Instructions for the task
Pick out each line of the records that includes the string "date", and copy it.

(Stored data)
***
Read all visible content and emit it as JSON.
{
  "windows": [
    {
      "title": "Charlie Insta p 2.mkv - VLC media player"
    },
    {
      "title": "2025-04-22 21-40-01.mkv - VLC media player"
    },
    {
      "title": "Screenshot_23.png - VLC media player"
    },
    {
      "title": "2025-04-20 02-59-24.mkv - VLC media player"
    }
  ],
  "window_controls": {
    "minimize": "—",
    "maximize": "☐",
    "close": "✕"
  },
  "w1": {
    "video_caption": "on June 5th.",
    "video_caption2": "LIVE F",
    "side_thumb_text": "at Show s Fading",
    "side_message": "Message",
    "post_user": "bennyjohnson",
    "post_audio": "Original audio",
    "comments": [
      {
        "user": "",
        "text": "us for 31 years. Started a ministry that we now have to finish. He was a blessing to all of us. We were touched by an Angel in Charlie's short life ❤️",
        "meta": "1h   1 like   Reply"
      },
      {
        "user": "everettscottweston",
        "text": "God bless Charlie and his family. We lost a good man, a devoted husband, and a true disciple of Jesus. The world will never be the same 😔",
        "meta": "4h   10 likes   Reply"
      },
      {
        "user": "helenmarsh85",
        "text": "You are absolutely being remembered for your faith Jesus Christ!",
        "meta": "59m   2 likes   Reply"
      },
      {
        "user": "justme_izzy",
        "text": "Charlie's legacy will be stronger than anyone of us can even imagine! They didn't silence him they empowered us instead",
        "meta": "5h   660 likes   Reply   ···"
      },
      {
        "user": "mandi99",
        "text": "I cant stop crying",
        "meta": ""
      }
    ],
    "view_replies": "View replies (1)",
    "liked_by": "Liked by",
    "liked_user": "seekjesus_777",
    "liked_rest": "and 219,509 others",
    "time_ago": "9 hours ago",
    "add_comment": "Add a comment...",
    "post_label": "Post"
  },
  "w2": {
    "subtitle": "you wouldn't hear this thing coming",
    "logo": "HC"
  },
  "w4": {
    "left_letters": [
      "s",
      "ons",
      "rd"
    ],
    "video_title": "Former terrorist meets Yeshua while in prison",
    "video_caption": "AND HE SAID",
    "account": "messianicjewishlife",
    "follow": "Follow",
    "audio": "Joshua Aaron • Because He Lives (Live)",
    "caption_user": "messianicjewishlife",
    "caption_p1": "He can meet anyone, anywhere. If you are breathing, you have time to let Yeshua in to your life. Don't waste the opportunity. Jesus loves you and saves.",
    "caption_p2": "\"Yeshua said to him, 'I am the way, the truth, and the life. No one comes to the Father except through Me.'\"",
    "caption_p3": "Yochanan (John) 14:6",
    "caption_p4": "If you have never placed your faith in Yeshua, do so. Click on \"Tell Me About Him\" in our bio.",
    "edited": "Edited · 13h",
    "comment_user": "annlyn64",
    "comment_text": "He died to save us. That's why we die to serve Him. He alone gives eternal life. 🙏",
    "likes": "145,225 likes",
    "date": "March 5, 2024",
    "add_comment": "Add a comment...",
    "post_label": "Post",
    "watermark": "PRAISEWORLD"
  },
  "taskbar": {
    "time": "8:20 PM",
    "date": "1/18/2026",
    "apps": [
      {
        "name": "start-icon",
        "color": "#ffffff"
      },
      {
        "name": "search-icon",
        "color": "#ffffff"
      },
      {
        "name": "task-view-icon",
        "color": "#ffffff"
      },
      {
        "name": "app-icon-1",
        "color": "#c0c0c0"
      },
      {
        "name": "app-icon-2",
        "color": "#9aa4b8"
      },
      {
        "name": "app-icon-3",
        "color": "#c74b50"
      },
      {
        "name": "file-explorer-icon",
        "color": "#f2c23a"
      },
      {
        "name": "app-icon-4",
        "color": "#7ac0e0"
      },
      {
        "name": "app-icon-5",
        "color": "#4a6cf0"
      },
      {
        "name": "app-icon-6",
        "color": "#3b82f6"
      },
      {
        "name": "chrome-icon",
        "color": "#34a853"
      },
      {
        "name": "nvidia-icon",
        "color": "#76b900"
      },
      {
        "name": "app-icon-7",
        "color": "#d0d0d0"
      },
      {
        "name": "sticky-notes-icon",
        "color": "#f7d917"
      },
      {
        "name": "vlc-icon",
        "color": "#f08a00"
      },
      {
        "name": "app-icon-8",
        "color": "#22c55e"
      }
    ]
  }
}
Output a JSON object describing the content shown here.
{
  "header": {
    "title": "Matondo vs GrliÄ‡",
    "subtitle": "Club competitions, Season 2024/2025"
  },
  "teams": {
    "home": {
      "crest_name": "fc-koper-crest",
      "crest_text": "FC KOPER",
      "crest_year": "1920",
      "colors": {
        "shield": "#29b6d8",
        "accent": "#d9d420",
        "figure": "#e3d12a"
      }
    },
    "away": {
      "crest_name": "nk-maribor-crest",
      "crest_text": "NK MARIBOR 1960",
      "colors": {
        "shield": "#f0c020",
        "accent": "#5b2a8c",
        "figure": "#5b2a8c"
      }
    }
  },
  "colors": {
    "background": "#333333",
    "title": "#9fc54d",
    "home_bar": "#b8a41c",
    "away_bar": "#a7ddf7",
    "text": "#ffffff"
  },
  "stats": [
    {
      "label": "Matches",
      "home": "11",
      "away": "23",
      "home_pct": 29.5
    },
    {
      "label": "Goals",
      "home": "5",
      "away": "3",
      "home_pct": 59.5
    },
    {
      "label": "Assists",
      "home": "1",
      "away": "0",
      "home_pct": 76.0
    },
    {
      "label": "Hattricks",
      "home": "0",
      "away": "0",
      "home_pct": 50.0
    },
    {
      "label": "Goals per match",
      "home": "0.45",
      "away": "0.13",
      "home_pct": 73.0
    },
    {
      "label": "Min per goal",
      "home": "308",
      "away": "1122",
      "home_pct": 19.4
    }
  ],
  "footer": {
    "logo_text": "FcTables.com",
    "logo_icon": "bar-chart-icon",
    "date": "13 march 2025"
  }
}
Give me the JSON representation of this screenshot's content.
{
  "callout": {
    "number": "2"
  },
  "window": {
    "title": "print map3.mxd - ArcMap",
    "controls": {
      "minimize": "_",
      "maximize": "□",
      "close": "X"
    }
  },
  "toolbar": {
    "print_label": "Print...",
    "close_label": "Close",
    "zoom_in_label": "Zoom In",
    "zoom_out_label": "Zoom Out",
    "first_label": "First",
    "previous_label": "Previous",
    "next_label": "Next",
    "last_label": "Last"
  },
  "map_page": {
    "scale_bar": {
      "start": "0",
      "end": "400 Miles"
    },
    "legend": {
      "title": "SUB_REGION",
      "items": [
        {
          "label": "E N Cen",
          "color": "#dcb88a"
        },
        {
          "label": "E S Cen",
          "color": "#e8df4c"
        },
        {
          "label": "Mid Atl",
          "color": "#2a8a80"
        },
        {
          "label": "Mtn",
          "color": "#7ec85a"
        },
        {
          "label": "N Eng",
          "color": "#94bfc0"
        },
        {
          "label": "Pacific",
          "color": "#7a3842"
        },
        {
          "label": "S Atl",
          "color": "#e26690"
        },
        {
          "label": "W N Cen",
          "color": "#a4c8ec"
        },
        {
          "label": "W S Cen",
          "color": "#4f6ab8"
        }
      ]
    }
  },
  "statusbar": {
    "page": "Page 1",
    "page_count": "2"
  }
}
***
Task output
    "date": "March 5, 2024",
    "date": "1/18/2026",
    "date": "13 march 2025"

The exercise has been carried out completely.